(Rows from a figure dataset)
## begin
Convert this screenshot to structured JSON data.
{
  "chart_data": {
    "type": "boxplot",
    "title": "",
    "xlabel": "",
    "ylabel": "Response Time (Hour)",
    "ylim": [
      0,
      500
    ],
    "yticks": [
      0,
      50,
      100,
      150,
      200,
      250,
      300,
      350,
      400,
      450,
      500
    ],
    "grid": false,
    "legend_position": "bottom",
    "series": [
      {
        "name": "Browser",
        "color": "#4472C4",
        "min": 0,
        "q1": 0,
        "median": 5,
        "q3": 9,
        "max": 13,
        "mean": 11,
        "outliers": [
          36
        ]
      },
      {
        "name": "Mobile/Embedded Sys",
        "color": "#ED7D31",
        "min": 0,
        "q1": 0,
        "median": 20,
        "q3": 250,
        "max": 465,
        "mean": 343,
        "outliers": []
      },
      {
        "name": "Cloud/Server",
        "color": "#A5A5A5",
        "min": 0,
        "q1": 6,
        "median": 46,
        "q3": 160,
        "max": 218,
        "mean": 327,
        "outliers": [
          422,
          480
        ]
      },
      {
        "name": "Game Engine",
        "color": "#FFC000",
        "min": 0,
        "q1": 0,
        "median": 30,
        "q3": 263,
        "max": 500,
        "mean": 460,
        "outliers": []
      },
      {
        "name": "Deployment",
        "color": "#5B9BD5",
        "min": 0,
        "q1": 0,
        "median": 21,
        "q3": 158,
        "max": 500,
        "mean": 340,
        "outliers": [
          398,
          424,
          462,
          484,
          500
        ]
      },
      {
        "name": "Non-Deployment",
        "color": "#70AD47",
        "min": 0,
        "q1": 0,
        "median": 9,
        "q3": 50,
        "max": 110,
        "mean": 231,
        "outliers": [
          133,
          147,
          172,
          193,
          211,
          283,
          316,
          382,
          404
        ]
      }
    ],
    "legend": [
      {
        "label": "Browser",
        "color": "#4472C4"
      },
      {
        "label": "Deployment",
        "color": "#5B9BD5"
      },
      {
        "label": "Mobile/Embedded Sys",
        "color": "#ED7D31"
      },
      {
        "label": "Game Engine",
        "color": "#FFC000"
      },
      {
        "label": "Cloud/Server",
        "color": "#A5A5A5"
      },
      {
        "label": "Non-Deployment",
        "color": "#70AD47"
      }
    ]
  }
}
## end
All of the entries must be written out exactly as they stand.

_RESULT OF THE EXERCISE:_
Convert this screenshot to structured JSON data.
{
  "chart_data": {
    "type": "boxplot",
    "title": "",
    "xlabel": "",
    "ylabel": "Response Time (Hour)",
    "ylim": [
      0,
      500
    ],
    "yticks": [
      0,
      50,
      100,
      150,
      200,
      250,
      300,
      350,
      400,
      450,
      500
    ],
    "grid": false,
    "legend_position": "bottom",
    "series": [
      {
        "name": "Browser",
        "color": "#4472C4",
        "min": 0,
        "q1": 0,
        "median": 5,
        "q3": 9,
        "max": 13,
        "mean": 11,
        "outliers": [
          36
        ]
      },
      {
        "name": "Mobile/Embedded Sys",
        "color": "#ED7D31",
        "min": 0,
        "q1": 0,
        "median": 20,
        "q3": 250,
        "max": 465,
        "mean": 343,
        "outliers": []
      },
      {
        "name": "Cloud/Server",
        "color": "#A5A5A5",
        "min": 0,
        "q1": 6,
        "median": 46,
        "q3": 160,
        "max": 218,
        "mean": 327,
        "outliers": [
          422,
          480
        ]
      },
      {
        "name": "Game Engine",
        "color": "#FFC000",
        "min": 0,
        "q1": 0,
        "median": 30,
        "q3": 263,
        "max": 500,
        "mean": 460,
        "outliers": []
      },
      {
        "name": "Deployment",
        "color": "#5B9BD5",
        "min": 0,
        "q1": 0,
        "median": 21,
        "q3": 158,
        "max": 500,
        "mean": 340,
        "outliers": [
          398,
          424,
          462,
          484,
          500
        ]
      },
      {
        "name": "Non-Deployment",
        "color": "#70AD47",
        "min": 0,
        "q1": 0,
        "median": 9,
        "q3": 50,
        "max": 110,
        "mean": 231,
        "outliers": [
          133,
          147,
          172,
          193,
          211,
          283,
          316,
          382,
          404
        ]
      }
    ],
    "legend": [
      {
        "label": "Browser",
        "color": "#4472C4"
      },
      {
        "label": "Deployment",
        "color": "#5B9BD5"
      },
      {
        "label": "Mobile/Embedded Sys",
        "color": "#ED7D31"
      },
      {
        "label": "Game Engine",
        "color": "#FFC000"
      },
      {
        "label": "Cloud/Server",
        "color": "#A5A5A5"
      },
      {
        "label": "Non-Deployment",
        "color": "#70AD47"
      }
    ]
  }
}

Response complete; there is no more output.